▶ **TASK BRIEF**: Set every record down verbatim and omit the pictures.

▶ **ENTRIES SUPPLIED**:
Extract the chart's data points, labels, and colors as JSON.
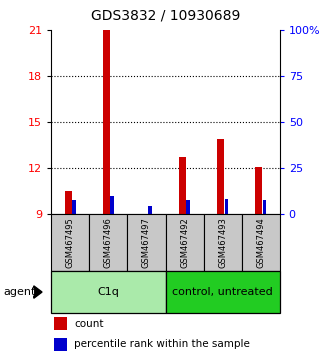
{
  "title": "GDS3832 / 10930689",
  "samples": [
    "GSM467495",
    "GSM467496",
    "GSM467497",
    "GSM467492",
    "GSM467493",
    "GSM467494"
  ],
  "count_values": [
    10.5,
    21.0,
    9.0,
    12.7,
    13.9,
    12.1
  ],
  "percentile_values": [
    9.9,
    10.2,
    9.55,
    9.9,
    10.0,
    9.9
  ],
  "ylim": [
    9,
    21
  ],
  "yticks_left": [
    9,
    12,
    15,
    18,
    21
  ],
  "yticks_right_pos": [
    9,
    12,
    15,
    18,
    21
  ],
  "right_axis_labels": [
    "0",
    "25",
    "50",
    "75",
    "100%"
  ],
  "groups": [
    {
      "label": "C1q",
      "cols": [
        0,
        1,
        2
      ],
      "color": "#aaf0aa"
    },
    {
      "label": "control, untreated",
      "cols": [
        3,
        4,
        5
      ],
      "color": "#33dd33"
    }
  ],
  "bar_color_count": "#cc0000",
  "bar_color_percentile": "#0000cc",
  "sample_box_color": "#c8c8c8",
  "agent_label": "agent",
  "legend_count": "count",
  "legend_percentile": "percentile rank within the sample"
}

▶ **EXPECTED ANSWER**:
Extract the chart's data points, labels, and colors as JSON.
{
  "title": "GDS3832 / 10930689",
  "samples": [
    "GSM467495",
    "GSM467496",
    "GSM467497",
    "GSM467492",
    "GSM467493",
    "GSM467494"
  ],
  "count_values": [
    10.5,
    21.0,
    9.0,
    12.7,
    13.9,
    12.1
  ],
  "percentile_values": [
    9.9,
    10.2,
    9.55,
    9.9,
    10.0,
    9.9
  ],
  "ylim": [
    9,
    21
  ],
  "yticks_left": [
    9,
    12,
    15,
    18,
    21
  ],
  "yticks_right_pos": [
    9,
    12,
    15,
    18,
    21
  ],
  "right_axis_labels": [
    "0",
    "25",
    "50",
    "75",
    "100%"
  ],
  "groups": [
    {
      "label": "C1q",
      "cols": [
        0,
        1,
        2
      ],
      "color": "#aaf0aa"
    },
    {
      "label": "control, untreated",
      "cols": [
        3,
        4,
        5
      ],
      "color": "#33dd33"
    }
  ],
  "bar_color_count": "#cc0000",
  "bar_color_percentile": "#0000cc",
  "sample_box_color": "#c8c8c8",
  "agent_label": "agent",
  "legend_count": "count",
  "legend_percentile": "percentile rank within the sample"
}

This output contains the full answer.